▸ Work to be completed: Type out every line below exactly as it reads.

◆ ◆ ◆ ◆

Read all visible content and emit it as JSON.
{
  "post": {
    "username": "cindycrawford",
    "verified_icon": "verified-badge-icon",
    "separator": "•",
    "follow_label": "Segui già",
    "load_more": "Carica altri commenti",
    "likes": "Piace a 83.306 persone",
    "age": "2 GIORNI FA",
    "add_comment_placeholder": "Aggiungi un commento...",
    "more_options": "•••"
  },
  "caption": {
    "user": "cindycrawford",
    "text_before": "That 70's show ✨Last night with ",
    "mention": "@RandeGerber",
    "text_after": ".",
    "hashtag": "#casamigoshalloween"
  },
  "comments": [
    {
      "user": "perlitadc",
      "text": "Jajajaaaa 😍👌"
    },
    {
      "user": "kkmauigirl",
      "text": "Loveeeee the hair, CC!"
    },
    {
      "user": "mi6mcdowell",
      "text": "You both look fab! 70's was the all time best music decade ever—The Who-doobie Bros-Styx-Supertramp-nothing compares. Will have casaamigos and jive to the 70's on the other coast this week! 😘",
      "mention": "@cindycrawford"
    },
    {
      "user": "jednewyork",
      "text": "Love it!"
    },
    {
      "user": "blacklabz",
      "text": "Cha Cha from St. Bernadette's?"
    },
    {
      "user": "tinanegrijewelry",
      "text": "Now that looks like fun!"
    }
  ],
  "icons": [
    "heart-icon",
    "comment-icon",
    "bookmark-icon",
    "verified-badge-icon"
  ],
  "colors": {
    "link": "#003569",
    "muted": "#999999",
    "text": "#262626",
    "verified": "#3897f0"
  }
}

◆ ◆ ◆ ◆

▸ Finished task:
Read all visible content and emit it as JSON.
{
  "post": {
    "username": "cindycrawford",
    "verified_icon": "verified-badge-icon",
    "separator": "•",
    "follow_label": "Segui già",
    "load_more": "Carica altri commenti",
    "likes": "Piace a 83.306 persone",
    "age": "2 GIORNI FA",
    "add_comment_placeholder": "Aggiungi un commento...",
    "more_options": "•••"
  },
  "caption": {
    "user": "cindycrawford",
    "text_before": "That 70's show ✨Last night with ",
    "mention": "@RandeGerber",
    "text_after": ".",
    "hashtag": "#casamigoshalloween"
  },
  "comments": [
    {
      "user": "perlitadc",
      "text": "Jajajaaaa 😍👌"
    },
    {
      "user": "kkmauigirl",
      "text": "Loveeeee the hair, CC!"
    },
    {
      "user": "mi6mcdowell",
      "text": "You both look fab! 70's was the all time best music decade ever—The Who-doobie Bros-Styx-Supertramp-nothing compares. Will have casaamigos and jive to the 70's on the other coast this week! 😘",
      "mention": "@cindycrawford"
    },
    {
      "user": "jednewyork",
      "text": "Love it!"
    },
    {
      "user": "blacklabz",
      "text": "Cha Cha from St. Bernadette's?"
    },
    {
      "user": "tinanegrijewelry",
      "text": "Now that looks like fun!"
    }
  ],
  "icons": [
    "heart-icon",
    "comment-icon",
    "bookmark-icon",
    "verified-badge-icon"
  ],
  "colors": {
    "link": "#003569",
    "muted": "#999999",
    "text": "#262626",
    "verified": "#3897f0"
  }
}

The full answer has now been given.